### Set task
Repeat each line word for word.

┄┄┄┄┄┄┄┄┄┄

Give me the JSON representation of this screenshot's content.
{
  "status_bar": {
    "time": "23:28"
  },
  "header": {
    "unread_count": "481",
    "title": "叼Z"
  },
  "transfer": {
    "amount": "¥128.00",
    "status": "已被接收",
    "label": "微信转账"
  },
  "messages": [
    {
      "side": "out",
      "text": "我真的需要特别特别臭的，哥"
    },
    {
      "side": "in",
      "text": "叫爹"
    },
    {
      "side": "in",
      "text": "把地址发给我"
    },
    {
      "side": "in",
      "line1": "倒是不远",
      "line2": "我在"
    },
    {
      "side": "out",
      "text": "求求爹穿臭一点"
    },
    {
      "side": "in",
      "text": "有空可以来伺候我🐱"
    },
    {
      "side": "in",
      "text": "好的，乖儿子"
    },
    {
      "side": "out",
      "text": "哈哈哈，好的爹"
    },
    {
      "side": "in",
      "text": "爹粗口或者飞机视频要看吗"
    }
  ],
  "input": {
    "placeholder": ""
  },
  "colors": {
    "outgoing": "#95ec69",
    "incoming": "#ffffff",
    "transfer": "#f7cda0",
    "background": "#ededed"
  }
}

┄┄┄┄┄┄┄┄┄┄

### Output of the exercise
Give me the JSON representation of this screenshot's content.
{
  "status_bar": {
    "time": "23:28"
  },
  "header": {
    "unread_count": "481",
    "title": "叼Z"
  },
  "transfer": {
    "amount": "¥128.00",
    "status": "已被接收",
    "label": "微信转账"
  },
  "messages": [
    {
      "side": "out",
      "text": "我真的需要特别特别臭的，哥"
    },
    {
      "side": "in",
      "text": "叫爹"
    },
    {
      "side": "in",
      "text": "把地址发给我"
    },
    {
      "side": "in",
      "line1": "倒是不远",
      "line2": "我在"
    },
    {
      "side": "out",
      "text": "求求爹穿臭一点"
    },
    {
      "side": "in",
      "text": "有空可以来伺候我🐱"
    },
    {
      "side": "in",
      "text": "好的，乖儿子"
    },
    {
      "side": "out",
      "text": "哈哈哈，好的爹"
    },
    {
      "side": "in",
      "text": "爹粗口或者飞机视频要看吗"
    }
  ],
  "input": {
    "placeholder": ""
  },
  "colors": {
    "outgoing": "#95ec69",
    "incoming": "#ffffff",
    "transfer": "#f7cda0",
    "background": "#ededed"
  }
}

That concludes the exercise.